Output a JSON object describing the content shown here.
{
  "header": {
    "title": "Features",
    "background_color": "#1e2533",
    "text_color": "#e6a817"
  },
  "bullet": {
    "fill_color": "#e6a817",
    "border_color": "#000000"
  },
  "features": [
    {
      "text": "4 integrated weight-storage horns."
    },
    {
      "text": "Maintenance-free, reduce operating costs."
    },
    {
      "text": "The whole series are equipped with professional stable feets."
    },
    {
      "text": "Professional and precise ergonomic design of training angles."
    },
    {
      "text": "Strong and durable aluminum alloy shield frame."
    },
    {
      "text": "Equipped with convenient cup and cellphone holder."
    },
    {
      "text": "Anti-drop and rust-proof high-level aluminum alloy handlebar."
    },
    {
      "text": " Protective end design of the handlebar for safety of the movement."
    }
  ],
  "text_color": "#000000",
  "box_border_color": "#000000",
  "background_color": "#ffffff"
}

++++++++

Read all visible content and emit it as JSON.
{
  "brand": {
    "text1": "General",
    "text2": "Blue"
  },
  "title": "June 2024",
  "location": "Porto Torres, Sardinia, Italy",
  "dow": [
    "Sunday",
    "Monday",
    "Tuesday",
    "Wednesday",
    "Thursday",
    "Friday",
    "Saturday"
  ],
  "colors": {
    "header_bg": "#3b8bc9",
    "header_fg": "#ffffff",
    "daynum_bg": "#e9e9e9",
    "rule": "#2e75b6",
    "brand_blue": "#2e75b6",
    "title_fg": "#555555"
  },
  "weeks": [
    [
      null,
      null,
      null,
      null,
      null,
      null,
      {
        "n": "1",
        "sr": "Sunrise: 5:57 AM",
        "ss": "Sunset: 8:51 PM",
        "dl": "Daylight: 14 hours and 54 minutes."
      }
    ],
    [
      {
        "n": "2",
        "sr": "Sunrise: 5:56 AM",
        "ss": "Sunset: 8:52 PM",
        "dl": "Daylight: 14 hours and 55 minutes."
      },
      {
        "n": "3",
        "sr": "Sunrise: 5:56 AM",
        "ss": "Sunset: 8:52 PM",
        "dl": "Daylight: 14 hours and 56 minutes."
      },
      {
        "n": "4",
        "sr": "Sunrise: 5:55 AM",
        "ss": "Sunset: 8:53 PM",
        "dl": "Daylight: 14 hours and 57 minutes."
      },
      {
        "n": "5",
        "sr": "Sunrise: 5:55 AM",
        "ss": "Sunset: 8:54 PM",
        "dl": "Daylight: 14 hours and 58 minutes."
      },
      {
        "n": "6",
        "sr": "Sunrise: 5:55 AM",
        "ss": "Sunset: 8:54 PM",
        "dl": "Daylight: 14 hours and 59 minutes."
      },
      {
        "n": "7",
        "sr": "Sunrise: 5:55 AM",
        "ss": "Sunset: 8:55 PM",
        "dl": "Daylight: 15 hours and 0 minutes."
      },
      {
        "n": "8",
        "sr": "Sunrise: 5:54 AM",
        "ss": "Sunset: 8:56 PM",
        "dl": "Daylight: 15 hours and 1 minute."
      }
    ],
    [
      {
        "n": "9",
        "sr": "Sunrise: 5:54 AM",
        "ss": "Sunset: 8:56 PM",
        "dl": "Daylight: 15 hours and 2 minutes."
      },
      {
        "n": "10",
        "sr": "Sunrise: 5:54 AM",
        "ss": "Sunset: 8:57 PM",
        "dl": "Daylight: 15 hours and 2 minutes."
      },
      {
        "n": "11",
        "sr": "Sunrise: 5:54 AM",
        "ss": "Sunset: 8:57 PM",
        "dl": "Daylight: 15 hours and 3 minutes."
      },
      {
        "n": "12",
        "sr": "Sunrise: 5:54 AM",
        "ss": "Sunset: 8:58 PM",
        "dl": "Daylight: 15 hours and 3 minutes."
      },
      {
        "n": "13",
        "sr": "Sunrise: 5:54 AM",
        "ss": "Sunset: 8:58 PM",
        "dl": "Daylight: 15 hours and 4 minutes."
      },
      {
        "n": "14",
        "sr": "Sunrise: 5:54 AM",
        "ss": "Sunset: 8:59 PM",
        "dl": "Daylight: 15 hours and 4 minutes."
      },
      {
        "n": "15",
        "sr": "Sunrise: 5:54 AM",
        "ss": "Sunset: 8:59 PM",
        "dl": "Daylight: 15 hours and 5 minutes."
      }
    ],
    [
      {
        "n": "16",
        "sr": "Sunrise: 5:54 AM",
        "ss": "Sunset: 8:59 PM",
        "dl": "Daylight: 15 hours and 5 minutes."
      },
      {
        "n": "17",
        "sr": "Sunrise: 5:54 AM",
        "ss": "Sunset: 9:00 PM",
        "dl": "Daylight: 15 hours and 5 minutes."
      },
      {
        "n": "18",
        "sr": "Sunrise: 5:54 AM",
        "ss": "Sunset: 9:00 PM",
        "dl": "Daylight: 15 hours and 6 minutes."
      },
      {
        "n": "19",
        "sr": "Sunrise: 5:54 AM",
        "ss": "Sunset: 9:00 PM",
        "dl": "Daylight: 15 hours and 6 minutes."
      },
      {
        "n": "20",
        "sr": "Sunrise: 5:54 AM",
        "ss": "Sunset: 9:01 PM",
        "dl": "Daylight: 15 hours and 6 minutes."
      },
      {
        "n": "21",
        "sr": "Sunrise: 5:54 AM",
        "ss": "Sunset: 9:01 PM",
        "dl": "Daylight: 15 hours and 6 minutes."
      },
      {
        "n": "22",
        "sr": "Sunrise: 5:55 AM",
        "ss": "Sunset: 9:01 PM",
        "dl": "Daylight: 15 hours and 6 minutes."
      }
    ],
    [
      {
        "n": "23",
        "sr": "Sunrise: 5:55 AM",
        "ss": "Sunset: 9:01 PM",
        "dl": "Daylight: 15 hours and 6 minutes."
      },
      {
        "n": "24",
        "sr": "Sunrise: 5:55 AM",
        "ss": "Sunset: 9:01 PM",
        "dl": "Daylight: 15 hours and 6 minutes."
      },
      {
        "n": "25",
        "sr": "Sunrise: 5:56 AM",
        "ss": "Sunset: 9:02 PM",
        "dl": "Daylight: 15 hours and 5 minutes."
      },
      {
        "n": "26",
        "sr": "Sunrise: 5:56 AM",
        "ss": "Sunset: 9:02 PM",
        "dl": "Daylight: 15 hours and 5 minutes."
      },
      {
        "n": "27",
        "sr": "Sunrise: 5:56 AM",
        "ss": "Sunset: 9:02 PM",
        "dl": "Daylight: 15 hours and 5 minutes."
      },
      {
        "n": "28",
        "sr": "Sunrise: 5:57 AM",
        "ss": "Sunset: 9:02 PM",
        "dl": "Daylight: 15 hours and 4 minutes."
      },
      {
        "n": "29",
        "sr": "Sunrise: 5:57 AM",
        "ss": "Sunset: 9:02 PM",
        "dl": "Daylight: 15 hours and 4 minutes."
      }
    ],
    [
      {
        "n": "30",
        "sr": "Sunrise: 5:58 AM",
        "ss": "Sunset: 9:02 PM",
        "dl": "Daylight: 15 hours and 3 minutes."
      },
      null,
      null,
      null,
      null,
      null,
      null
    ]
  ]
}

++++++++

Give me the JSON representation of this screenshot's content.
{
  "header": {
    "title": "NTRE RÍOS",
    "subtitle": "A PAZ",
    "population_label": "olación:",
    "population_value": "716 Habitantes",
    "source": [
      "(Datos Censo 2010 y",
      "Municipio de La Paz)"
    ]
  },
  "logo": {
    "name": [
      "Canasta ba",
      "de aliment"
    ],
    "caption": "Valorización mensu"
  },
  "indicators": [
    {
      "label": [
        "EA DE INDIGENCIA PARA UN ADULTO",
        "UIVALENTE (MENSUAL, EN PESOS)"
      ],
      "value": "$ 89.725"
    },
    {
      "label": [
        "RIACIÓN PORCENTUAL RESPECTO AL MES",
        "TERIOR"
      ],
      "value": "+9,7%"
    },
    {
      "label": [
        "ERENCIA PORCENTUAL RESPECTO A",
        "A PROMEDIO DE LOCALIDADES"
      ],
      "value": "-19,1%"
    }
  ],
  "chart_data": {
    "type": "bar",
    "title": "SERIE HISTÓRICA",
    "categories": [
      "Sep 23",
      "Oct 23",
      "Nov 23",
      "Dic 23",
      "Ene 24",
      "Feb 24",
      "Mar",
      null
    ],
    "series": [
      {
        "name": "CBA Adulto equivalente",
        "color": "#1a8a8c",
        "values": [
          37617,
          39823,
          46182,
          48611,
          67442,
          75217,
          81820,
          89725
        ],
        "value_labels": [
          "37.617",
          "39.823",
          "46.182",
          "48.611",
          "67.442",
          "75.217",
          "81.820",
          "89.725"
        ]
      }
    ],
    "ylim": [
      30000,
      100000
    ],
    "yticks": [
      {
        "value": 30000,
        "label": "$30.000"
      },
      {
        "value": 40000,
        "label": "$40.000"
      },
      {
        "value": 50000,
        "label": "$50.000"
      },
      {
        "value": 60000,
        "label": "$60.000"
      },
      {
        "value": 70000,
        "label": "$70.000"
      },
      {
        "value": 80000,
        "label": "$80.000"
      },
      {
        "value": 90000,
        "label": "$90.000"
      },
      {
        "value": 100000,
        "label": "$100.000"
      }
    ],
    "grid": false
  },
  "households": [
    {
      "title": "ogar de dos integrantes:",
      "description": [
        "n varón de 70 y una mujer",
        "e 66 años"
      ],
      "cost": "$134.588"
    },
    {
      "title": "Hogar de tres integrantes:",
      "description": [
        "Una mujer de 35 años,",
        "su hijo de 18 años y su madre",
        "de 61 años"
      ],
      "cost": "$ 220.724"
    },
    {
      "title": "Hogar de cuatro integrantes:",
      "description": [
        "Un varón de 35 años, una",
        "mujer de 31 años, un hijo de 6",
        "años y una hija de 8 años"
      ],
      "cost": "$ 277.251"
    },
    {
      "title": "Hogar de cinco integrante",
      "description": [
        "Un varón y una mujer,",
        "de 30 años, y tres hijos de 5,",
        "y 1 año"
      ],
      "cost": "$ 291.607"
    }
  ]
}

++++++++

Copy each line above where the string "ffffff" occurs.

**Exercise output:**
  "background_color": "#ffffff"
    "header_fg": "#ffffff",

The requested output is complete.